### EXERCISE TASK
Extract every line of the material that holds the string "dock".

#### EXCERPTED RECORDS ####

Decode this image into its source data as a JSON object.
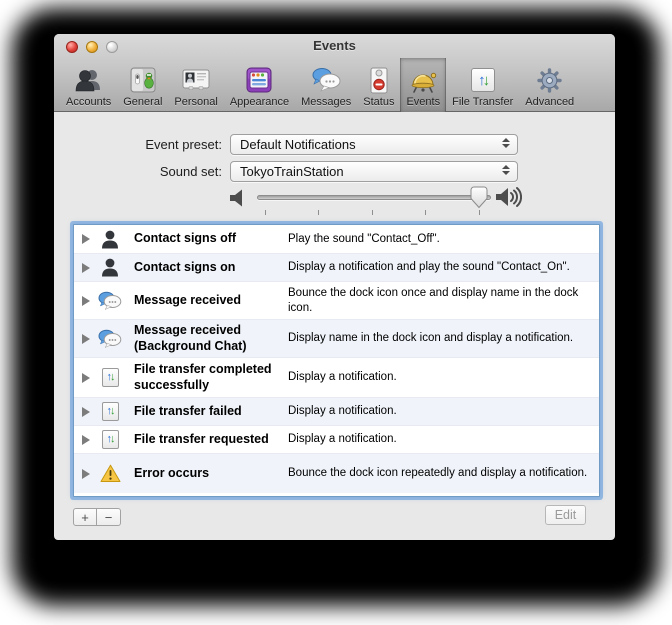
{
  "window": {
    "title": "Events"
  },
  "toolbar": {
    "items": [
      {
        "label": "Accounts",
        "icon": "accounts-icon",
        "selected": false
      },
      {
        "label": "General",
        "icon": "general-icon",
        "selected": false
      },
      {
        "label": "Personal",
        "icon": "personal-icon",
        "selected": false
      },
      {
        "label": "Appearance",
        "icon": "appearance-icon",
        "selected": false
      },
      {
        "label": "Messages",
        "icon": "messages-icon",
        "selected": false
      },
      {
        "label": "Status",
        "icon": "status-icon",
        "selected": false
      },
      {
        "label": "Events",
        "icon": "events-bell-icon",
        "selected": true
      },
      {
        "label": "File Transfer",
        "icon": "file-transfer-icon",
        "selected": false
      },
      {
        "label": "Advanced",
        "icon": "advanced-gear-icon",
        "selected": false
      }
    ]
  },
  "form": {
    "event_preset_label": "Event preset:",
    "event_preset_value": "Default Notifications",
    "sound_set_label": "Sound set:",
    "sound_set_value": "TokyoTrainStation"
  },
  "volume": {
    "value_percent": 95,
    "ticks": 5
  },
  "events": {
    "rows": [
      {
        "icon": "contact-icon",
        "title": "Contact signs off",
        "description": "Play the sound \"Contact_Off\"."
      },
      {
        "icon": "contact-icon",
        "title": "Contact signs on",
        "description": "Display a notification and play the sound \"Contact_On\"."
      },
      {
        "icon": "message-icon",
        "title": "Message received",
        "description": "Bounce the dock icon once and display name in the dock icon."
      },
      {
        "icon": "message-icon",
        "title": "Message received (Background Chat)",
        "description": "Display name in the dock icon and display a notification."
      },
      {
        "icon": "file-transfer-icon",
        "title": "File transfer completed successfully",
        "description": "Display a notification."
      },
      {
        "icon": "file-transfer-icon",
        "title": "File transfer failed",
        "description": "Display a notification."
      },
      {
        "icon": "file-transfer-icon",
        "title": "File transfer requested",
        "description": "Display a notification."
      },
      {
        "icon": "warning-icon",
        "title": "Error occurs",
        "description": "Bounce the dock icon repeatedly and display a notification."
      }
    ]
  },
  "footer": {
    "add_label": "+",
    "remove_label": "−",
    "edit_label": "Edit"
  },
  "glyphs": {
    "arrow_up": "↑",
    "arrow_down": "↓"
  },
  "colors": {
    "content_bg": "#e8e8e8",
    "alt_row": "#f0f4fa",
    "focus_ring": "#78a8de",
    "toolbar_top": "#dadada",
    "toolbar_bottom": "#a8a8a8",
    "warning_yellow": "#f6c544",
    "bell_gold": "#e8c04c"
  }
}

####

### FINISHED TASK
        "description": "Bounce the dock icon once and display name in the dock icon."
        "description": "Display name in the dock icon and display a notification."
        "description": "Bounce the dock icon repeatedly and display a notification."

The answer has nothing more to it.